** begin **

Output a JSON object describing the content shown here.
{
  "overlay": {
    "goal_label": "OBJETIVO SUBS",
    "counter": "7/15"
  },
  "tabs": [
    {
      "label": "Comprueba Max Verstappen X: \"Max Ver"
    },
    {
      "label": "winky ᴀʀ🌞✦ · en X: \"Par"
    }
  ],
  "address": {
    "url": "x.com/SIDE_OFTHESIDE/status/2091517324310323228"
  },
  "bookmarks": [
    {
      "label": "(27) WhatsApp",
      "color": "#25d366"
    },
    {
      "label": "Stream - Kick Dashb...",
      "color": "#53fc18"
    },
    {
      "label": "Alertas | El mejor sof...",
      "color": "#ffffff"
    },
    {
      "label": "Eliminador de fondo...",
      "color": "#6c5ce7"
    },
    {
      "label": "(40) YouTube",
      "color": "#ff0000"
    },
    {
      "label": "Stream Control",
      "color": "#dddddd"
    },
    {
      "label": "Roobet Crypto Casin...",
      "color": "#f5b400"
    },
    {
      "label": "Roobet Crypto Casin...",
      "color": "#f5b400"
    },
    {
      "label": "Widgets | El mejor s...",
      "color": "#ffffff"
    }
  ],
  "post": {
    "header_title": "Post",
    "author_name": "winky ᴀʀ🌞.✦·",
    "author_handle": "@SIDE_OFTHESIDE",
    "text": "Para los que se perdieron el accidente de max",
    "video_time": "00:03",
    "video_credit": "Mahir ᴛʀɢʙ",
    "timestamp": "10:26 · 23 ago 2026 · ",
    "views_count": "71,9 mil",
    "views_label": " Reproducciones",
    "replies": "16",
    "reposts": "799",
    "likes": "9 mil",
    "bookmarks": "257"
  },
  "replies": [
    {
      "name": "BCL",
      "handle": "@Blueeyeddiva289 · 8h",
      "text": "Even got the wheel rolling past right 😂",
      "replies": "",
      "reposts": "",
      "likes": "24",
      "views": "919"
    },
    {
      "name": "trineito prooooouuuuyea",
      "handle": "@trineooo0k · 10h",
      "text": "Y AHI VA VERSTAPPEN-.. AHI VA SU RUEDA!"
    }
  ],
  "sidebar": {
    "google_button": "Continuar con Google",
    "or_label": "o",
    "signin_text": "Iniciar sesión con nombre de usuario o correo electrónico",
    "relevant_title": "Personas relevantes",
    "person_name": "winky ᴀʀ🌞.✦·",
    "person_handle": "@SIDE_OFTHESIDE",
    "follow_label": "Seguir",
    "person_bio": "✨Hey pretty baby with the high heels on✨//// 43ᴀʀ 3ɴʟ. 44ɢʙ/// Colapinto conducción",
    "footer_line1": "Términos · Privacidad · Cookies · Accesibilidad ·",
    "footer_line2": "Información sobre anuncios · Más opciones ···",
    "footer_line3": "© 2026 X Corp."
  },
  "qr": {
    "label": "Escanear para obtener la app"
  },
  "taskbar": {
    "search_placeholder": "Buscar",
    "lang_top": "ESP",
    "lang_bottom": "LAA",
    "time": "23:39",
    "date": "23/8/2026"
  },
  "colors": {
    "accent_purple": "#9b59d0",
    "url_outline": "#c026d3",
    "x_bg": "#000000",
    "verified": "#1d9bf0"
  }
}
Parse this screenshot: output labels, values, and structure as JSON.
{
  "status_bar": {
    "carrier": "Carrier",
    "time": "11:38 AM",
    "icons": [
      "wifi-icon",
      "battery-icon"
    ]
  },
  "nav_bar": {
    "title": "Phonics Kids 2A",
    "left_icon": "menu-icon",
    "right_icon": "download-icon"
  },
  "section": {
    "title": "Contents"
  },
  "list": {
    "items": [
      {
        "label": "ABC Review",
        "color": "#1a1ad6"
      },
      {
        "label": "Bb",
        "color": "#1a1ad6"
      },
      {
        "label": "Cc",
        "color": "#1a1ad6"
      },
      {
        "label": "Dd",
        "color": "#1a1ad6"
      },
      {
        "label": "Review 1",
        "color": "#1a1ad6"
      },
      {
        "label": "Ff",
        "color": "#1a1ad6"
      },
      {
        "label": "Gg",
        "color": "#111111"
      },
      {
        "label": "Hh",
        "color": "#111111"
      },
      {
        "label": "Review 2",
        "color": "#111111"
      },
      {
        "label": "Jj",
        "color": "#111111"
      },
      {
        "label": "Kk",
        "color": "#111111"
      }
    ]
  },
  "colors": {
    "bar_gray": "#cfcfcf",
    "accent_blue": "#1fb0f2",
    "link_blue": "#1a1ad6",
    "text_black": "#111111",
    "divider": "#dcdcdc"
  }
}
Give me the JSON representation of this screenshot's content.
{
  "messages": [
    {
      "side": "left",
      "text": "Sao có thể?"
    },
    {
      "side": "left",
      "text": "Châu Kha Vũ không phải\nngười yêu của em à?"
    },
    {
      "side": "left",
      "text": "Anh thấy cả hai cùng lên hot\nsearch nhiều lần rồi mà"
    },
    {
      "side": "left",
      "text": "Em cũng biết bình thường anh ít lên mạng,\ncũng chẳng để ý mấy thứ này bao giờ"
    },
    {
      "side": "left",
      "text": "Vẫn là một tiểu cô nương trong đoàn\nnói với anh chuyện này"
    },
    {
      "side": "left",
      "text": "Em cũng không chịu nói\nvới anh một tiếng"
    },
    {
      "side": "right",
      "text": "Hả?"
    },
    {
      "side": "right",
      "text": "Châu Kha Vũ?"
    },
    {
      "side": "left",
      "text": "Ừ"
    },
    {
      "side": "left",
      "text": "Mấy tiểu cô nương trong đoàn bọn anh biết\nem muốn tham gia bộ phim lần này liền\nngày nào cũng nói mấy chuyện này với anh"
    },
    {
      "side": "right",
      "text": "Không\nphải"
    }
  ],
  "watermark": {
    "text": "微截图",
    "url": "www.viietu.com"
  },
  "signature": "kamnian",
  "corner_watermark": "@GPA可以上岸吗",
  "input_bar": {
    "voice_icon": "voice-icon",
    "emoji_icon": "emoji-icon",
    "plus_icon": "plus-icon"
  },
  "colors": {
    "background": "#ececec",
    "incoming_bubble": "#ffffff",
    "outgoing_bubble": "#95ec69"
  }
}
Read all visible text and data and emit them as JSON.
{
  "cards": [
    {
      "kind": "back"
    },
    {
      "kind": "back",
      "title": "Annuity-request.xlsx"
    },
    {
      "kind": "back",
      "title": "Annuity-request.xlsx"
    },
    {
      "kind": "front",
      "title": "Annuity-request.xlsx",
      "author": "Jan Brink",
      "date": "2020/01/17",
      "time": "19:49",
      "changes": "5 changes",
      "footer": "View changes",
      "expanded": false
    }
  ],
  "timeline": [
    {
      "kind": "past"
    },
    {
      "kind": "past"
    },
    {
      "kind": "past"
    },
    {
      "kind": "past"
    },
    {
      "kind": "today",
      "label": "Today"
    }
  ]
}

** end **

Problem: Return all of the entries exactly as they were supplied.

Exercise result:
Output a JSON object describing the content shown here.
{
  "overlay": {
    "goal_label": "OBJETIVO SUBS",
    "counter": "7/15"
  },
  "tabs": [
    {
      "label": "Comprueba Max Verstappen X: \"Max Ver"
    },
    {
      "label": "winky ᴀʀ🌞✦ · en X: \"Par"
    }
  ],
  "address": {
    "url": "x.com/SIDE_OFTHESIDE/status/2091517324310323228"
  },
  "bookmarks": [
    {
      "label": "(27) WhatsApp",
      "color": "#25d366"
    },
    {
      "label": "Stream - Kick Dashb...",
      "color": "#53fc18"
    },
    {
      "label": "Alertas | El mejor sof...",
      "color": "#ffffff"
    },
    {
      "label": "Eliminador de fondo...",
      "color": "#6c5ce7"
    },
    {
      "label": "(40) YouTube",
      "color": "#ff0000"
    },
    {
      "label": "Stream Control",
      "color": "#dddddd"
    },
    {
      "label": "Roobet Crypto Casin...",
      "color": "#f5b400"
    },
    {
      "label": "Roobet Crypto Casin...",
      "color": "#f5b400"
    },
    {
      "label": "Widgets | El mejor s...",
      "color": "#ffffff"
    }
  ],
  "post": {
    "header_title": "Post",
    "author_name": "winky ᴀʀ🌞.✦·",
    "author_handle": "@SIDE_OFTHESIDE",
    "text": "Para los que se perdieron el accidente de max",
    "video_time": "00:03",
    "video_credit": "Mahir ᴛʀɢʙ",
    "timestamp": "10:26 · 23 ago 2026 · ",
    "views_count": "71,9 mil",
    "views_label": " Reproducciones",
    "replies": "16",
    "reposts": "799",
    "likes": "9 mil",
    "bookmarks": "257"
  },
  "replies": [
    {
      "name": "BCL",
      "handle": "@Blueeyeddiva289 · 8h",
      "text": "Even got the wheel rolling past right 😂",
      "replies": "",
      "reposts": "",
      "likes": "24",
      "views": "919"
    },
    {
      "name": "trineito prooooouuuuyea",
      "handle": "@trineooo0k · 10h",
      "text": "Y AHI VA VERSTAPPEN-.. AHI VA SU RUEDA!"
    }
  ],
  "sidebar": {
    "google_button": "Continuar con Google",
    "or_label": "o",
    "signin_text": "Iniciar sesión con nombre de usuario o correo electrónico",
    "relevant_title": "Personas relevantes",
    "person_name": "winky ᴀʀ🌞.✦·",
    "person_handle": "@SIDE_OFTHESIDE",
    "follow_label": "Seguir",
    "person_bio": "✨Hey pretty baby with the high heels on✨//// 43ᴀʀ 3ɴʟ. 44ɢʙ/// Colapinto conducción",
    "footer_line1": "Términos · Privacidad · Cookies · Accesibilidad ·",
    "footer_line2": "Información sobre anuncios · Más opciones ···",
    "footer_line3": "© 2026 X Corp."
  },
  "qr": {
    "label": "Escanear para obtener la app"
  },
  "taskbar": {
    "search_placeholder": "Buscar",
    "lang_top": "ESP",
    "lang_bottom": "LAA",
    "time": "23:39",
    "date": "23/8/2026"
  },
  "colors": {
    "accent_purple": "#9b59d0",
    "url_outline": "#c026d3",
    "x_bg": "#000000",
    "verified": "#1d9bf0"
  }
}
Parse this screenshot: output labels, values, and structure as JSON.
{
  "status_bar": {
    "carrier": "Carrier",
    "time": "11:38 AM",
    "icons": [
      "wifi-icon",
      "battery-icon"
    ]
  },
  "nav_bar": {
    "title": "Phonics Kids 2A",
    "left_icon": "menu-icon",
    "right_icon": "download-icon"
  },
  "section": {
    "title": "Contents"
  },
  "list": {
    "items": [
      {
        "label": "ABC Review",
        "color": "#1a1ad6"
      },
      {
        "label": "Bb",
        "color": "#1a1ad6"
      },
      {
        "label": "Cc",
        "color": "#1a1ad6"
      },
      {
        "label": "Dd",
        "color": "#1a1ad6"
      },
      {
        "label": "Review 1",
        "color": "#1a1ad6"
      },
      {
        "label": "Ff",
        "color": "#1a1ad6"
      },
      {
        "label": "Gg",
        "color": "#111111"
      },
      {
        "label": "Hh",
        "color": "#111111"
      },
      {
        "label": "Review 2",
        "color": "#111111"
      },
      {
        "label": "Jj",
        "color": "#111111"
      },
      {
        "label": "Kk",
        "color": "#111111"
      }
    ]
  },
  "colors": {
    "bar_gray": "#cfcfcf",
    "accent_blue": "#1fb0f2",
    "link_blue": "#1a1ad6",
    "text_black": "#111111",
    "divider": "#dcdcdc"
  }
}
Give me the JSON representation of this screenshot's content.
{
  "messages": [
    {
      "side": "left",
      "text": "Sao có thể?"
    },
    {
      "side": "left",
      "text": "Châu Kha Vũ không phải\nngười yêu của em à?"
    },
    {
      "side": "left",
      "text": "Anh thấy cả hai cùng lên hot\nsearch nhiều lần rồi mà"
    },
    {
      "side": "left",
      "text": "Em cũng biết bình thường anh ít lên mạng,\ncũng chẳng để ý mấy thứ này bao giờ"
    },
    {
      "side": "left",
      "text": "Vẫn là một tiểu cô nương trong đoàn\nnói với anh chuyện này"
    },
    {
      "side": "left",
      "text": "Em cũng không chịu nói\nvới anh một tiếng"
    },
    {
      "side": "right",
      "text": "Hả?"
    },
    {
      "side": "right",
      "text": "Châu Kha Vũ?"
    },
    {
      "side": "left",
      "text": "Ừ"
    },
    {
      "side": "left",
      "text": "Mấy tiểu cô nương trong đoàn bọn anh biết\nem muốn tham gia bộ phim lần này liền\nngày nào cũng nói mấy chuyện này với anh"
    },
    {
      "side": "right",
      "text": "Không\nphải"
    }
  ],
  "watermark": {
    "text": "微截图",
    "url": "www.viietu.com"
  },
  "signature": "kamnian",
  "corner_watermark": "@GPA可以上岸吗",
  "input_bar": {
    "voice_icon": "voice-icon",
    "emoji_icon": "emoji-icon",
    "plus_icon": "plus-icon"
  },
  "colors": {
    "background": "#ececec",
    "incoming_bubble": "#ffffff",
    "outgoing_bubble": "#95ec69"
  }
}
Read all visible text and data and emit them as JSON.
{
  "cards": [
    {
      "kind": "back"
    },
    {
      "kind": "back",
      "title": "Annuity-request.xlsx"
    },
    {
      "kind": "back",
      "title": "Annuity-request.xlsx"
    },
    {
      "kind": "front",
      "title": "Annuity-request.xlsx",
      "author": "Jan Brink",
      "date": "2020/01/17",
      "time": "19:49",
      "changes": "5 changes",
      "footer": "View changes",
      "expanded": false
    }
  ],
  "timeline": [
    {
      "kind": "past"
    },
    {
      "kind": "past"
    },
    {
      "kind": "past"
    },
    {
      "kind": "past"
    },
    {
      "kind": "today",
      "label": "Today"
    }
  ]
}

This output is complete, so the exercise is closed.